- TO DO
Take the line containing "Give me a plain-text" and every line after it to the end of the records, and copy them exactly, excluding pictures.

- AVAILABLE RECORDS

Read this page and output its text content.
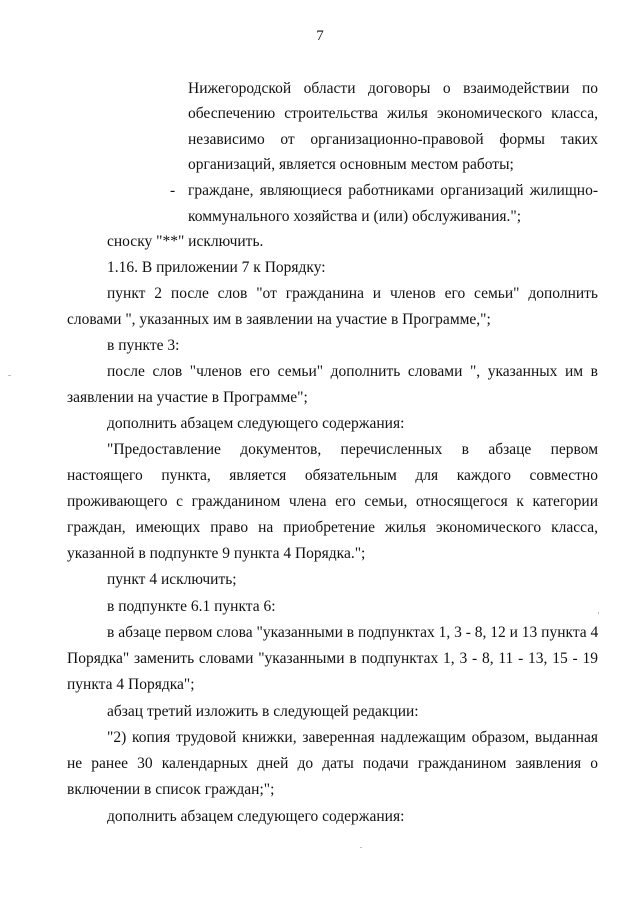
7
Нижегородской области договоры о взаимодействии по
обеспечению строительства жилья экономического класса,
независимо от организационно-правовой формы таких
организаций, является основным местом работы;
- граждане, являющиеся работниками организаций жилищно-
коммунального хозяйства и (или) обслуживания.";
сноску "**" исключить.
1.16. В приложении 7 к Порядку:
пункт 2 после слов "от гражданина и членов его семьи" дополнить
словами ", указанных им в заявлении на участие в Программе,";
в пункте 3:
после слов "членов его семьи" дополнить словами ", указанных им в
заявлении на участие в Программе";
дополнить абзацем следующего содержания:
"Предоставление документов, перечисленных в абзаце первом
настоящего пункта, является обязательным для каждого совместно
проживающего с гражданином члена его семьи, относящегося к категории
граждан, имеющих право на приобретение жилья экономического класса,
указанной в подпункте 9 пункта 4 Порядка.";
пункт 4 исключить;
в подпункте 6.1 пункта 6:
в абзаце первом слова "указанными в подпунктах 1, 3 - 8, 12 и 13 пункта 4
Порядка" заменить словами "указанными в подпунктах 1, 3 - 8, 11 - 13, 15 - 19
пункта 4 Порядка";
абзац третий изложить в следующей редакции:
"2) копия трудовой книжки, заверенная надлежащим образом, выданная
не ранее 30 календарных дней до даты подачи гражданином заявления о
включении в список граждан;";
дополнить абзацем следующего содержания:
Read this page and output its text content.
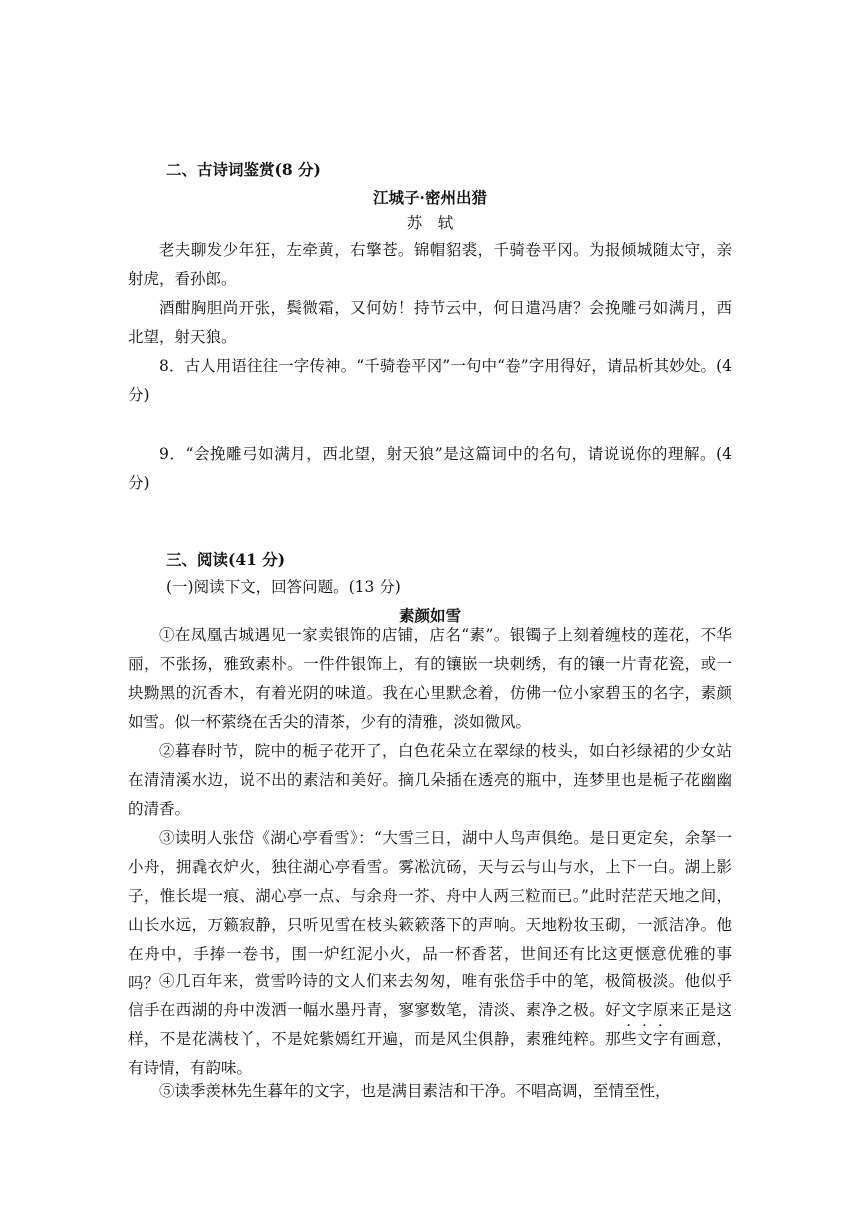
二、古诗词鉴赏(8 分)

江城子·密州出猎

苏　轼

老夫聊发少年狂，左牵黄，右擎苍。锦帽貂裘，千骑卷平冈。为报倾城随太守，亲射虎，看孙郎。

酒酣胸胆尚开张，鬓微霜，又何妨！持节云中，何日遣冯唐？会挽雕弓如满月，西北望，射天狼。

8．古人用语往往一字传神。“千骑卷平冈”一句中“卷”字用得好，请品析其妙处。(4 分)

9．“会挽雕弓如满月，西北望，射天狼”是这篇词中的名句，请说说你的理解。(4 分)

三、阅读(41 分)

(一)阅读下文，回答问题。(13 分)

素颜如雪

①在凤凰古城遇见一家卖银饰的店铺，店名“素”。银镯子上刻着缠枝的莲花，不华丽，不张扬，雅致素朴。一件件银饰上，有的镶嵌一块刺绣，有的镶一片青花瓷，或一块黝黑的沉香木，有着光阴的味道。我在心里默念着，仿佛一位小家碧玉的名字，素颜如雪。似一杯萦绕在舌尖的清茶，少有的清雅，淡如微风。

②暮春时节，院中的栀子花开了，白色花朵立在翠绿的枝头，如白衫绿裙的少女站在清清溪水边，说不出的素洁和美好。摘几朵插在透亮的瓶中，连梦里也是栀子花幽幽的清香。

③读明人张岱《湖心亭看雪》：“大雪三日，湖中人鸟声俱绝。是日更定矣，余拏一小舟，拥毳衣炉火，独往湖心亭看雪。雾凇沆砀，天与云与山与水，上下一白。湖上影子，惟长堤一痕、湖心亭一点、与余舟一芥、舟中人两三粒而已。”此时茫茫天地之间，山长水远，万籁寂静，只听见雪在枝头簌簌落下的声响。天地粉妆玉砌，一派洁净。他在舟中，手捧一卷书，围一炉红泥小火，品一杯香茗，世间还有比这更惬意优雅的事吗？ ④几百年来，赏雪吟诗的文人们来去匆匆，唯有张岱手中的笔，极简极淡。他似乎信手在西湖的舟中泼洒一幅水墨丹青，寥寥数笔，清淡、素净之极。好文字原来正是这样，不是花满枝丫，不是姹紫嫣红开遍，而是风尘俱静，素雅纯粹。那些文字有画意，有诗情，有韵味。

⑤读季羡林先生暮年的文字，也是满目素洁和干净。不唱高调，至情至性，
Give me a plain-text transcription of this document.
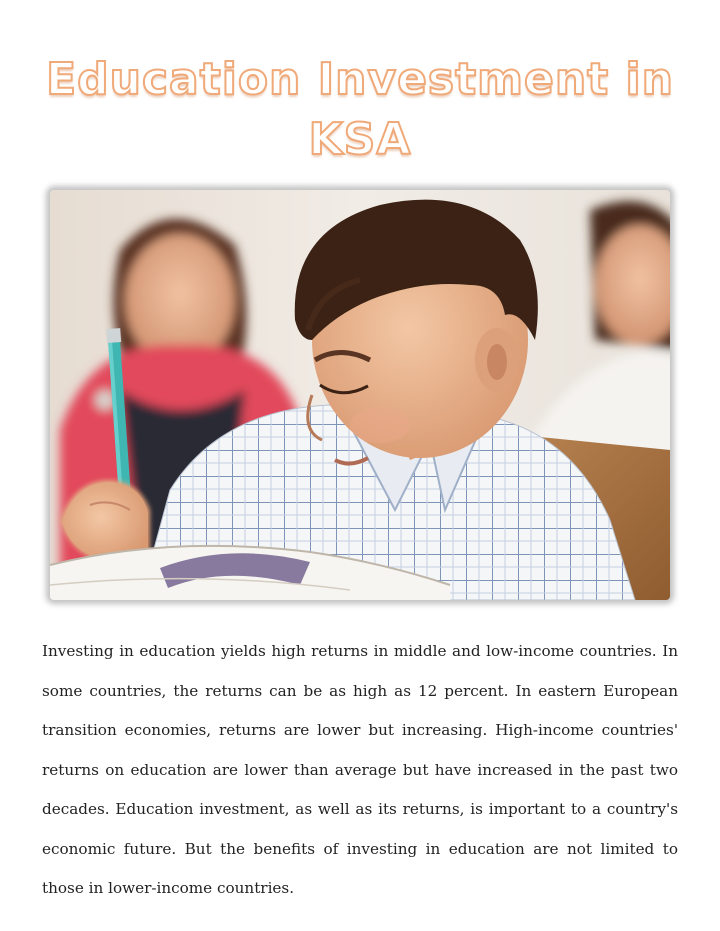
Education Investment in
KSA

Investing in education yields high returns in middle and low-income countries. In some countries, the returns can be as high as 12 percent. In eastern European transition economies, returns are lower but increasing. High-income countries' returns on education are lower than average but have increased in the past two decades. Education investment, as well as its returns, is important to a country's economic future. But the benefits of investing in education are not limited to those in lower-income countries.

- WRITTEN RESPONSE
Give me a plain-text transcription of this document.
Education Investment in
KSA

Investing in education yields high returns in middle and low-income countries. In some countries, the returns can be as high as 12 percent. In eastern European transition economies, returns are lower but increasing. High-income countries' returns on education are lower than average but have increased in the past two decades. Education investment, as well as its returns, is important to a country's economic future. But the benefits of investing in education are not limited to those in lower-income countries.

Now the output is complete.